_To do_
Can you quote the records below in full, word for word?

_Data supplied_
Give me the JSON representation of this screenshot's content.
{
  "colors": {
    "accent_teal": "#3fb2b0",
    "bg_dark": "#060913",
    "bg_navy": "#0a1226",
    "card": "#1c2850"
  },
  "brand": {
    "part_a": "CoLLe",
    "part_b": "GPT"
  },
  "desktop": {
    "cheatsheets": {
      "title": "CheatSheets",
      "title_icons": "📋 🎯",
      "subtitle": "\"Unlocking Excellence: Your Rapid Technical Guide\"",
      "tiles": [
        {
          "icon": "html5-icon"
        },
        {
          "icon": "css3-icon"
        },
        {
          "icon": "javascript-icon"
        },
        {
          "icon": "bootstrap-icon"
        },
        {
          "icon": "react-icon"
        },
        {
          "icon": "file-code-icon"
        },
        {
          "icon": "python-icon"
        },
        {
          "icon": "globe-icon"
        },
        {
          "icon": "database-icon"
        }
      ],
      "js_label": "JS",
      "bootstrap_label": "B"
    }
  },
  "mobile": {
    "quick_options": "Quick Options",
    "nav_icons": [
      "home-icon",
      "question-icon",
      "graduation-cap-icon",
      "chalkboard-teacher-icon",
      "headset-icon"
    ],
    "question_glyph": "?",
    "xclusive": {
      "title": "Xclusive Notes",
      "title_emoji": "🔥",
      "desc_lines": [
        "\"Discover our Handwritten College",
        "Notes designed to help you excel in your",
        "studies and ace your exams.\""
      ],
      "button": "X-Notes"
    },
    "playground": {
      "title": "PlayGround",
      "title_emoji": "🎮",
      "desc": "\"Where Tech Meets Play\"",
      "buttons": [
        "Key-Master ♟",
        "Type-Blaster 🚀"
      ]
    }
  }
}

_Task output_
Give me the JSON representation of this screenshot's content.
{
  "colors": {
    "accent_teal": "#3fb2b0",
    "bg_dark": "#060913",
    "bg_navy": "#0a1226",
    "card": "#1c2850"
  },
  "brand": {
    "part_a": "CoLLe",
    "part_b": "GPT"
  },
  "desktop": {
    "cheatsheets": {
      "title": "CheatSheets",
      "title_icons": "📋 🎯",
      "subtitle": "\"Unlocking Excellence: Your Rapid Technical Guide\"",
      "tiles": [
        {
          "icon": "html5-icon"
        },
        {
          "icon": "css3-icon"
        },
        {
          "icon": "javascript-icon"
        },
        {
          "icon": "bootstrap-icon"
        },
        {
          "icon": "react-icon"
        },
        {
          "icon": "file-code-icon"
        },
        {
          "icon": "python-icon"
        },
        {
          "icon": "globe-icon"
        },
        {
          "icon": "database-icon"
        }
      ],
      "js_label": "JS",
      "bootstrap_label": "B"
    }
  },
  "mobile": {
    "quick_options": "Quick Options",
    "nav_icons": [
      "home-icon",
      "question-icon",
      "graduation-cap-icon",
      "chalkboard-teacher-icon",
      "headset-icon"
    ],
    "question_glyph": "?",
    "xclusive": {
      "title": "Xclusive Notes",
      "title_emoji": "🔥",
      "desc_lines": [
        "\"Discover our Handwritten College",
        "Notes designed to help you excel in your",
        "studies and ace your exams.\""
      ],
      "button": "X-Notes"
    },
    "playground": {
      "title": "PlayGround",
      "title_emoji": "🎮",
      "desc": "\"Where Tech Meets Play\"",
      "buttons": [
        "Key-Master ♟",
        "Type-Blaster 🚀"
      ]
    }
  }
}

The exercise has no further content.